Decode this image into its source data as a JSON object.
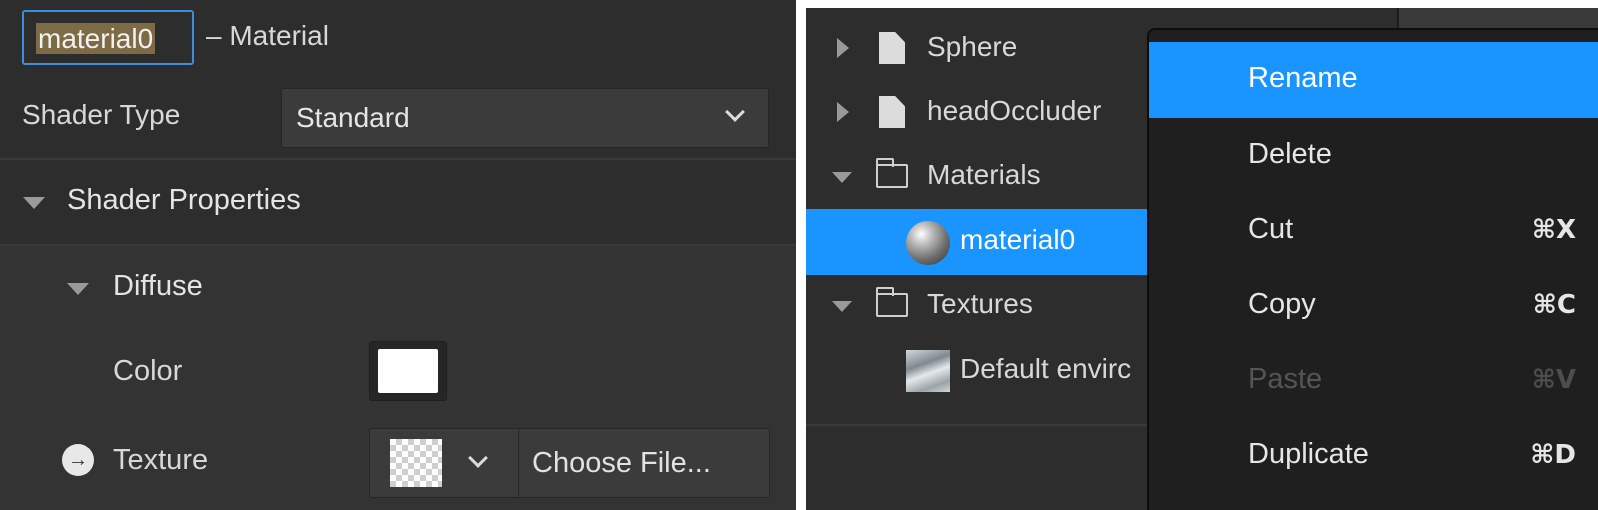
{
  "inspector": {
    "name_value": "material0",
    "name_suffix": "– Material",
    "shader_type_label": "Shader Type",
    "shader_type_value": "Standard",
    "shader_properties_label": "Shader Properties",
    "diffuse_label": "Diffuse",
    "color_label": "Color",
    "color_value": "#ffffff",
    "texture_label": "Texture",
    "choose_file_label": "Choose File..."
  },
  "hierarchy": {
    "items": [
      {
        "label": "Sphere",
        "icon": "file-icon",
        "expander": "collapsed"
      },
      {
        "label": "headOccluder",
        "icon": "file-icon",
        "expander": "collapsed"
      },
      {
        "label": "Materials",
        "icon": "folder-icon",
        "expander": "expanded"
      },
      {
        "label": "material0",
        "icon": "sphere-icon",
        "selected": true
      },
      {
        "label": "Textures",
        "icon": "folder-icon",
        "expander": "expanded"
      },
      {
        "label": "Default envirc",
        "icon": "texture-thumbnail-icon"
      }
    ]
  },
  "context_menu": {
    "items": [
      {
        "label": "Rename",
        "shortcut": "",
        "state": "highlighted"
      },
      {
        "label": "Delete",
        "shortcut": "",
        "state": "enabled"
      },
      {
        "label": "Cut",
        "shortcut": "⌘X",
        "state": "enabled"
      },
      {
        "label": "Copy",
        "shortcut": "⌘C",
        "state": "enabled"
      },
      {
        "label": "Paste",
        "shortcut": "⌘V",
        "state": "disabled"
      },
      {
        "label": "Duplicate",
        "shortcut": "⌘D",
        "state": "enabled"
      }
    ]
  },
  "colors": {
    "panel_bg": "#2d2d2d",
    "accent_blue": "#1a94ff",
    "menu_bg": "#1f1f1f",
    "name_selection": "#7d6b45"
  }
}
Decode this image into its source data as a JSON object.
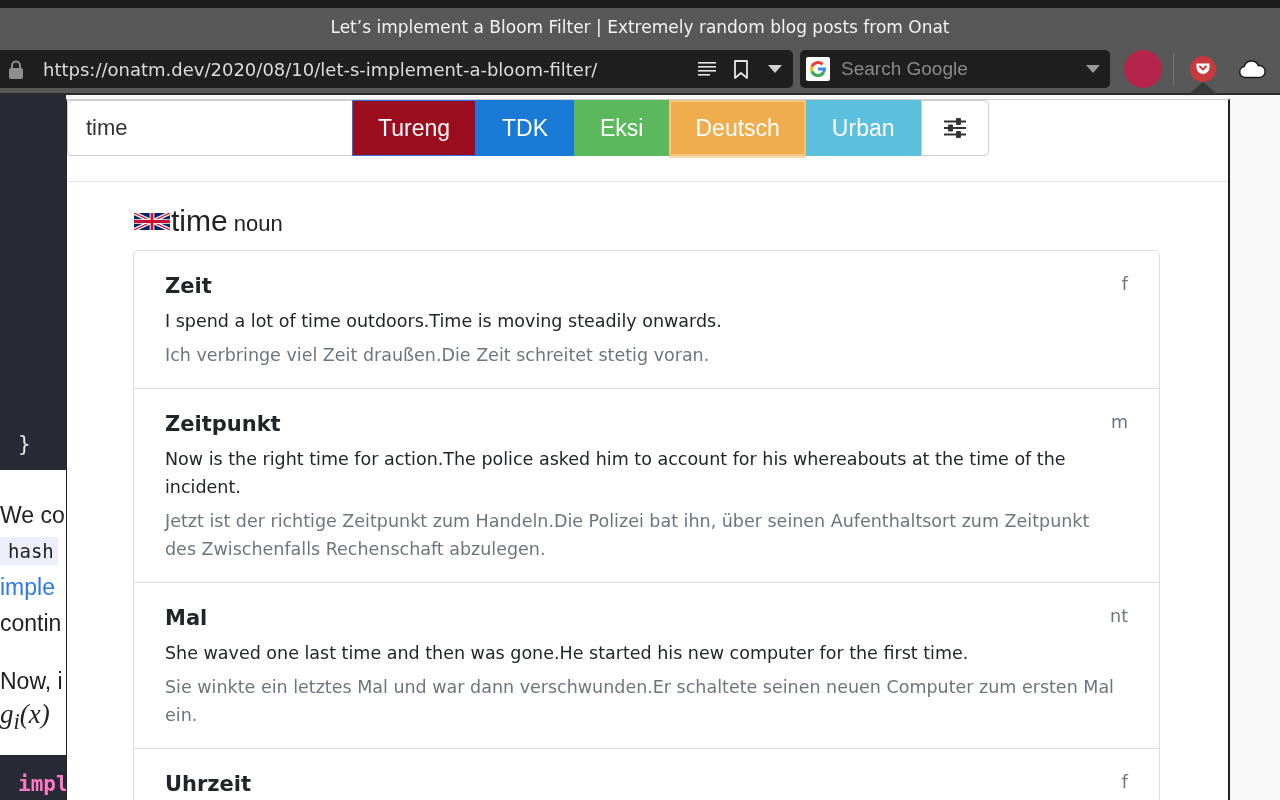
{
  "browser": {
    "title": "Let’s implement a Bloom Filter | Extremely random blog posts from Onat",
    "url": "https://onatm.dev/2020/08/10/let-s-implement-a-bloom-filter/",
    "search": {
      "placeholder": "Search Google"
    }
  },
  "page": {
    "code_top": "}",
    "paragraphs": [
      [
        {
          "kind": "text",
          "text": "We co"
        },
        {
          "kind": "code",
          "text": "hash"
        },
        {
          "kind": "link",
          "text": "imple"
        },
        {
          "kind": "text",
          "text": "contin"
        }
      ],
      [
        {
          "kind": "text",
          "text": "Now, i"
        },
        {
          "kind": "math",
          "text": "g$_{i}$(x)"
        }
      ]
    ],
    "code_bottom": "impl"
  },
  "popup": {
    "query": "time",
    "sources": [
      {
        "label": "Tureng",
        "color": "#9b0e1f",
        "selected": false,
        "focused": true
      },
      {
        "label": "TDK",
        "color": "#1a7bd6",
        "selected": false,
        "focused": false
      },
      {
        "label": "Eksi",
        "color": "#5cb85c",
        "selected": false,
        "focused": false
      },
      {
        "label": "Deutsch",
        "color": "#f0ad4e",
        "selected": true,
        "focused": false
      },
      {
        "label": "Urban",
        "color": "#5bc0de",
        "selected": false,
        "focused": false
      }
    ],
    "entry": {
      "word": "time",
      "part_of_speech": "noun",
      "translations": [
        {
          "word": "Zeit",
          "gender": "f",
          "example": "I spend a lot of time outdoors.Time is moving steadily onwards.",
          "example_translation": "Ich verbringe viel Zeit draußen.Die Zeit schreitet stetig voran."
        },
        {
          "word": "Zeitpunkt",
          "gender": "m",
          "example": "Now is the right time for action.The police asked him to account for his whereabouts at the time of the incident.",
          "example_translation": "Jetzt ist der richtige Zeitpunkt zum Handeln.Die Polizei bat ihn, über seinen Aufenthaltsort zum Zeitpunkt des Zwischenfalls Rechenschaft abzulegen."
        },
        {
          "word": "Mal",
          "gender": "nt",
          "example": "She waved one last time and then was gone.He started his new computer for the first time.",
          "example_translation": "Sie winkte ein letztes Mal und war dann verschwunden.Er schaltete seinen neuen Computer zum ersten Mal ein."
        },
        {
          "word": "Uhrzeit",
          "gender": "f"
        }
      ]
    }
  }
}
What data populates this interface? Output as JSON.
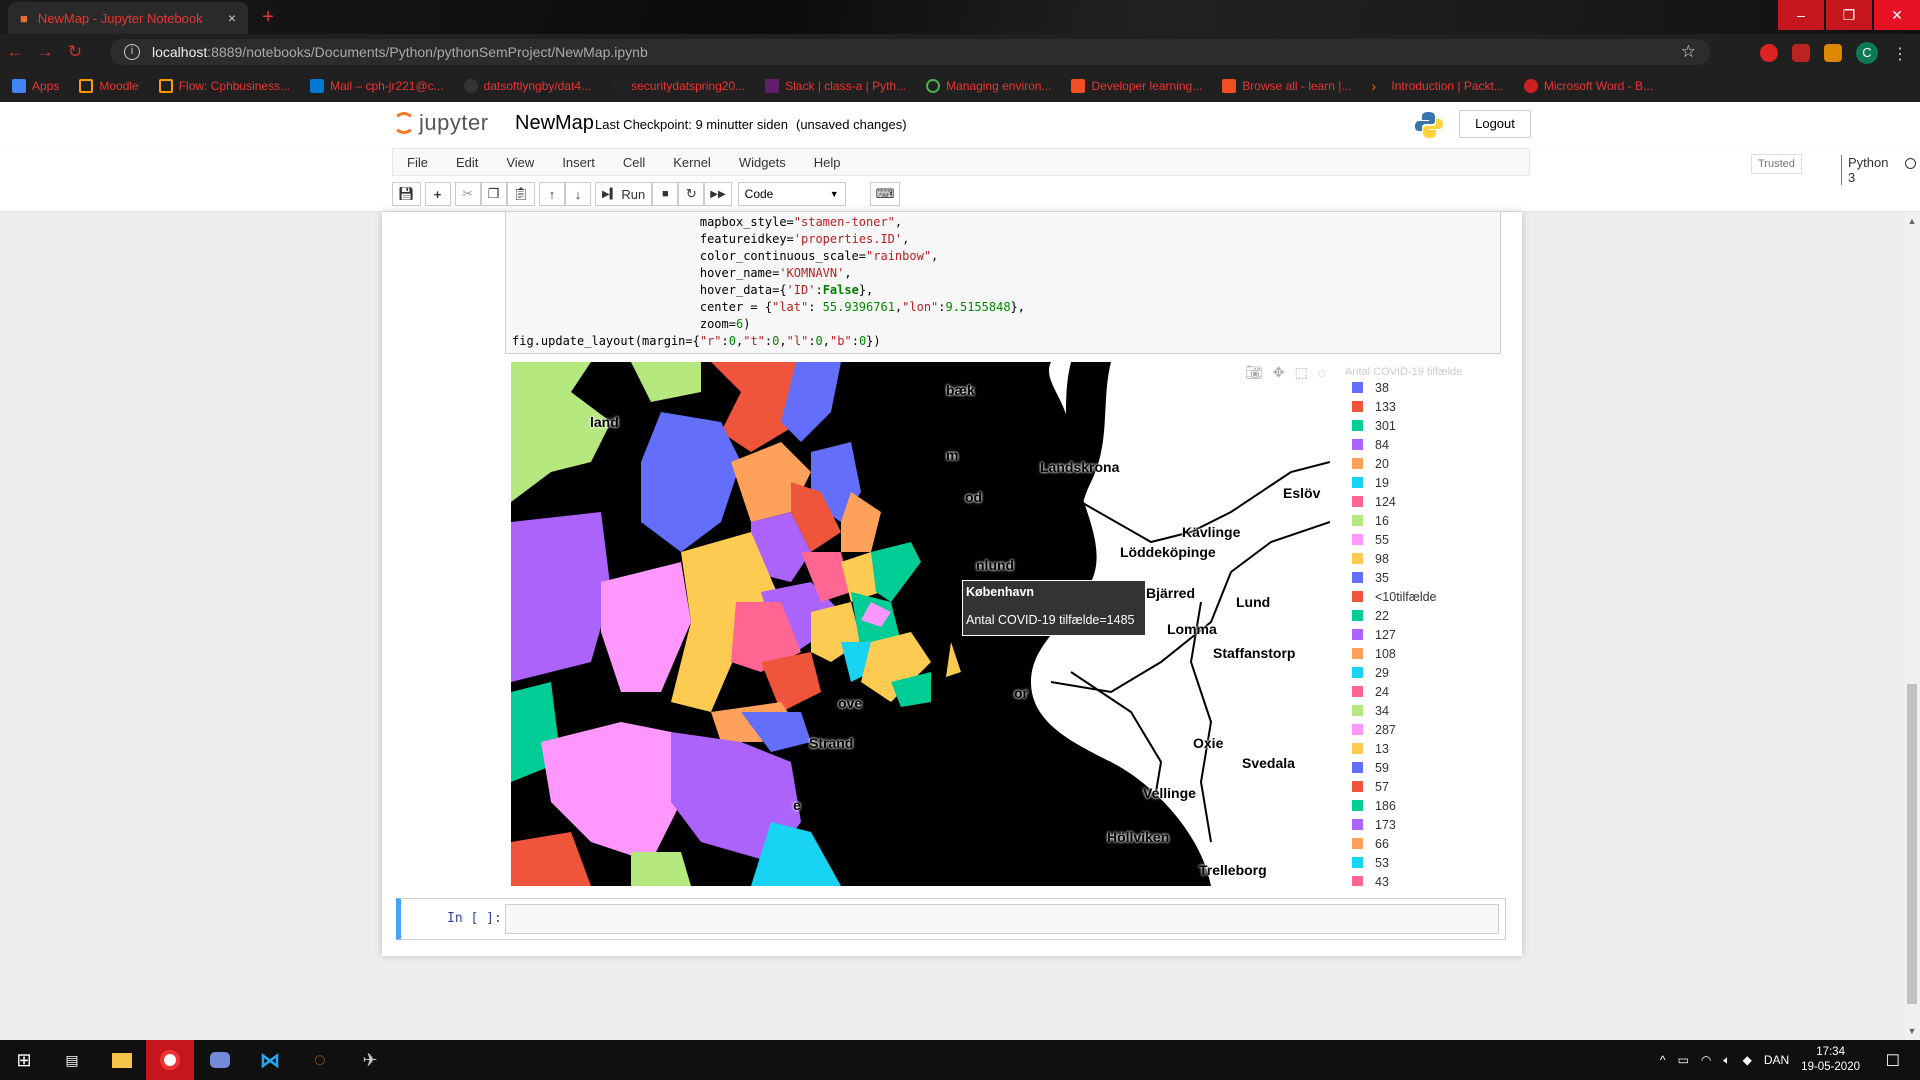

Short problem: Using the records above, retype everything exactly except the pictures.

Exercise answer:
Decode this image into its source data as a JSON object.
{
  "inspector": {
    "name_value": "material0",
    "name_suffix": "– Material",
    "shader_type_label": "Shader Type",
    "shader_type_value": "Standard",
    "shader_properties_label": "Shader Properties",
    "diffuse_label": "Diffuse",
    "color_label": "Color",
    "color_value": "#ffffff",
    "texture_label": "Texture",
    "choose_file_label": "Choose File..."
  },
  "hierarchy": {
    "items": [
      {
        "label": "Sphere",
        "icon": "file-icon",
        "expander": "collapsed"
      },
      {
        "label": "headOccluder",
        "icon": "file-icon",
        "expander": "collapsed"
      },
      {
        "label": "Materials",
        "icon": "folder-icon",
        "expander": "expanded"
      },
      {
        "label": "material0",
        "icon": "sphere-icon",
        "selected": true
      },
      {
        "label": "Textures",
        "icon": "folder-icon",
        "expander": "expanded"
      },
      {
        "label": "Default envirc",
        "icon": "texture-thumbnail-icon"
      }
    ]
  },
  "context_menu": {
    "items": [
      {
        "label": "Rename",
        "shortcut": "",
        "state": "highlighted"
      },
      {
        "label": "Delete",
        "shortcut": "",
        "state": "enabled"
      },
      {
        "label": "Cut",
        "shortcut": "⌘X",
        "state": "enabled"
      },
      {
        "label": "Copy",
        "shortcut": "⌘C",
        "state": "enabled"
      },
      {
        "label": "Paste",
        "shortcut": "⌘V",
        "state": "disabled"
      },
      {
        "label": "Duplicate",
        "shortcut": "⌘D",
        "state": "enabled"
      }
    ]
  },
  "colors": {
    "panel_bg": "#2d2d2d",
    "accent_blue": "#1a94ff",
    "menu_bg": "#1f1f1f",
    "name_selection": "#7d6b45"
  }
}
Decode this image into its source data as a JSON object.
{
  "browser": {
    "title": "Let’s implement a Bloom Filter | Extremely random blog posts from Onat",
    "url": "https://onatm.dev/2020/08/10/let-s-implement-a-bloom-filter/",
    "search": {
      "placeholder": "Search Google"
    }
  },
  "page": {
    "code_top": "}",
    "paragraphs": [
      [
        {
          "kind": "text",
          "text": "We co"
        },
        {
          "kind": "code",
          "text": "hash"
        },
        {
          "kind": "link",
          "text": "imple"
        },
        {
          "kind": "text",
          "text": "contin"
        }
      ],
      [
        {
          "kind": "text",
          "text": "Now, i"
        },
        {
          "kind": "math",
          "text": "g$_{i}$(x)"
        }
      ]
    ],
    "code_bottom": "impl"
  },
  "popup": {
    "query": "time",
    "sources": [
      {
        "label": "Tureng",
        "color": "#9b0e1f",
        "selected": false,
        "focused": true
      },
      {
        "label": "TDK",
        "color": "#1a7bd6",
        "selected": false,
        "focused": false
      },
      {
        "label": "Eksi",
        "color": "#5cb85c",
        "selected": false,
        "focused": false
      },
      {
        "label": "Deutsch",
        "color": "#f0ad4e",
        "selected": true,
        "focused": false
      },
      {
        "label": "Urban",
        "color": "#5bc0de",
        "selected": false,
        "focused": false
      }
    ],
    "entry": {
      "word": "time",
      "part_of_speech": "noun",
      "translations": [
        {
          "word": "Zeit",
          "gender": "f",
          "example": "I spend a lot of time outdoors.Time is moving steadily onwards.",
          "example_translation": "Ich verbringe viel Zeit draußen.Die Zeit schreitet stetig voran."
        },
        {
          "word": "Zeitpunkt",
          "gender": "m",
          "example": "Now is the right time for action.The police asked him to account for his whereabouts at the time of the incident.",
          "example_translation": "Jetzt ist der richtige Zeitpunkt zum Handeln.Die Polizei bat ihn, über seinen Aufenthaltsort zum Zeitpunkt des Zwischenfalls Rechenschaft abzulegen."
        },
        {
          "word": "Mal",
          "gender": "nt",
          "example": "She waved one last time and then was gone.He started his new computer for the first time.",
          "example_translation": "Sie winkte ein letztes Mal und war dann verschwunden.Er schaltete seinen neuen Computer zum ersten Mal ein."
        },
        {
          "word": "Uhrzeit",
          "gender": "f"
        }
      ]
    }
  }
}
What data populates this interface? Output as JSON.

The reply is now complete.